AIM: Copy the records without alteration, from their first line through the line containing "label-nando-ch1: CH=2,100 (590, 869, 636, 880)", inclusive.

— Start —

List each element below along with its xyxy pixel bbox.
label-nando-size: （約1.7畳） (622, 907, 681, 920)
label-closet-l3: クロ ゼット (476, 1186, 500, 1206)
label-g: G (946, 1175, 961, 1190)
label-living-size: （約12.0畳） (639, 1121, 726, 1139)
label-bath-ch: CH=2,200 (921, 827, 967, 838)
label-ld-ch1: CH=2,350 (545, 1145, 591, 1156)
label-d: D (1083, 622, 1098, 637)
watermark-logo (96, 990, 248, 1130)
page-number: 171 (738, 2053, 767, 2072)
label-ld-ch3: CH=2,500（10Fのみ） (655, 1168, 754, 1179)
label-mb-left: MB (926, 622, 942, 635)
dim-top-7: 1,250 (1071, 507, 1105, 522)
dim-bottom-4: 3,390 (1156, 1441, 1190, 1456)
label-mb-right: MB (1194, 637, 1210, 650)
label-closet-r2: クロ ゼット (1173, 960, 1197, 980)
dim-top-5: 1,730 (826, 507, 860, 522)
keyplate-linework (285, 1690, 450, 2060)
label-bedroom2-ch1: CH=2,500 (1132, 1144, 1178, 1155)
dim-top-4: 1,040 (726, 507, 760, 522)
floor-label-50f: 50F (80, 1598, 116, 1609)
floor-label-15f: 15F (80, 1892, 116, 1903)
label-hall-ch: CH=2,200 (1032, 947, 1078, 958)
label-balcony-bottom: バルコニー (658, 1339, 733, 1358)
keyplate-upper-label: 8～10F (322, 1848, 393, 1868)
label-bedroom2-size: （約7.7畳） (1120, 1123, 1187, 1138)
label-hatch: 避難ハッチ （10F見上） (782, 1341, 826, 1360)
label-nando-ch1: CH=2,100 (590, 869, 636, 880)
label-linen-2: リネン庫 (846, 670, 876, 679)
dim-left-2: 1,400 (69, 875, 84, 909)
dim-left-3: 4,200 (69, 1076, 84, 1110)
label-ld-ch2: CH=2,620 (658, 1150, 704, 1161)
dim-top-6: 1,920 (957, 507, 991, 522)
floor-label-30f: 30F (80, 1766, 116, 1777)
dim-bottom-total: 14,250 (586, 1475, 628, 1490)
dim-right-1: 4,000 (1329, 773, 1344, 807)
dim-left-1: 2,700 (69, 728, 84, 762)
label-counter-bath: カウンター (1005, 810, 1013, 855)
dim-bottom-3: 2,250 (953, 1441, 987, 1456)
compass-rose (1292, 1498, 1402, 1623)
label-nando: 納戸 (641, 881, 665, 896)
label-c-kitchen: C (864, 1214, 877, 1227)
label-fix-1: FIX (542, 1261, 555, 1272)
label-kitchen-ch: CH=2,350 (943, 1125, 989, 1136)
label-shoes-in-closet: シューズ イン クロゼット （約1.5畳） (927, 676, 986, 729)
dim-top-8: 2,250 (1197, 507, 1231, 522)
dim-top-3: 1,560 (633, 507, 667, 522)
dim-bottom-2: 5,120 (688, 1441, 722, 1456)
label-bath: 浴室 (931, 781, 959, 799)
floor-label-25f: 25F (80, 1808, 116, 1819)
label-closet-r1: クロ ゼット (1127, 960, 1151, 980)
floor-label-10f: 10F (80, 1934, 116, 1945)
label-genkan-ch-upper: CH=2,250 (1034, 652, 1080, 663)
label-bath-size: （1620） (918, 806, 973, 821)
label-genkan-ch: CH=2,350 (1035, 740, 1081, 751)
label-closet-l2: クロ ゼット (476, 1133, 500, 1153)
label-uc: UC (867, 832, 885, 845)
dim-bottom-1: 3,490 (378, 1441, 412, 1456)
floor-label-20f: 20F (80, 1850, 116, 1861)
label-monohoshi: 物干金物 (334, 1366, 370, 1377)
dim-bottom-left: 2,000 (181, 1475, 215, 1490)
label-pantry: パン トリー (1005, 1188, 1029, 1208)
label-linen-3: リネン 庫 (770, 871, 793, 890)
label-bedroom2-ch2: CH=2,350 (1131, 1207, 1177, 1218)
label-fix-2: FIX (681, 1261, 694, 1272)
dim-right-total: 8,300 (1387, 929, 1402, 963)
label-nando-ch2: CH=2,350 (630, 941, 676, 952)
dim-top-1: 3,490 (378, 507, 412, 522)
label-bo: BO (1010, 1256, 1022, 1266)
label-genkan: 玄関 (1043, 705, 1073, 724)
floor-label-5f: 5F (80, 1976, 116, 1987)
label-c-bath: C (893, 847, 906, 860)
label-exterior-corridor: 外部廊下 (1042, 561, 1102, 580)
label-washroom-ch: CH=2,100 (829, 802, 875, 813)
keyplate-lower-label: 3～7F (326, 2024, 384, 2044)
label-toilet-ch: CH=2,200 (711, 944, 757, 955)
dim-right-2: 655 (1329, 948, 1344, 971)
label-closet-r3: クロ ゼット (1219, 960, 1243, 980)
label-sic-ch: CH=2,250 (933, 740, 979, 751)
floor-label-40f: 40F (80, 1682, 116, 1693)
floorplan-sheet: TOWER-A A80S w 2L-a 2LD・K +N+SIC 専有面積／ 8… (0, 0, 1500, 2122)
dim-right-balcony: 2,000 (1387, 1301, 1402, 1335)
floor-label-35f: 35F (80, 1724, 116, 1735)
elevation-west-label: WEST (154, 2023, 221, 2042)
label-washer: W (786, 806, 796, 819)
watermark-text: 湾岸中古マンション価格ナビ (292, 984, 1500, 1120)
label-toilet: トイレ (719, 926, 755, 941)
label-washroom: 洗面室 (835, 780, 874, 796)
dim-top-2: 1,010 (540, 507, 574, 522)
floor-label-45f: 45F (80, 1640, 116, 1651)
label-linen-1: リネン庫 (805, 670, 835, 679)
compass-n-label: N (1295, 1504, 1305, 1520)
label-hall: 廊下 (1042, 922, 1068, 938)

— End —

RESULT:
List each element below along with its xyxy pixel bbox.
label-nando-size: （約1.7畳） (622, 907, 681, 920)
label-closet-l3: クロ ゼット (476, 1186, 500, 1206)
label-g: G (946, 1175, 961, 1190)
label-living-size: （約12.0畳） (639, 1121, 726, 1139)
label-bath-ch: CH=2,200 (921, 827, 967, 838)
label-ld-ch1: CH=2,350 (545, 1145, 591, 1156)
label-d: D (1083, 622, 1098, 637)
watermark-logo (96, 990, 248, 1130)
page-number: 171 (738, 2053, 767, 2072)
label-ld-ch3: CH=2,500（10Fのみ） (655, 1168, 754, 1179)
label-mb-left: MB (926, 622, 942, 635)
dim-top-7: 1,250 (1071, 507, 1105, 522)
dim-bottom-4: 3,390 (1156, 1441, 1190, 1456)
label-mb-right: MB (1194, 637, 1210, 650)
label-closet-r2: クロ ゼット (1173, 960, 1197, 980)
dim-top-5: 1,730 (826, 507, 860, 522)
keyplate-linework (285, 1690, 450, 2060)
label-bedroom2-ch1: CH=2,500 (1132, 1144, 1178, 1155)
dim-top-4: 1,040 (726, 507, 760, 522)
floor-label-50f: 50F (80, 1598, 116, 1609)
floor-label-15f: 15F (80, 1892, 116, 1903)
label-hall-ch: CH=2,200 (1032, 947, 1078, 958)
label-balcony-bottom: バルコニー (658, 1339, 733, 1358)
keyplate-upper-label: 8～10F (322, 1848, 393, 1868)
label-bedroom2-size: （約7.7畳） (1120, 1123, 1187, 1138)
label-hatch: 避難ハッチ （10F見上） (782, 1341, 826, 1360)
label-nando-ch1: CH=2,100 (590, 869, 636, 880)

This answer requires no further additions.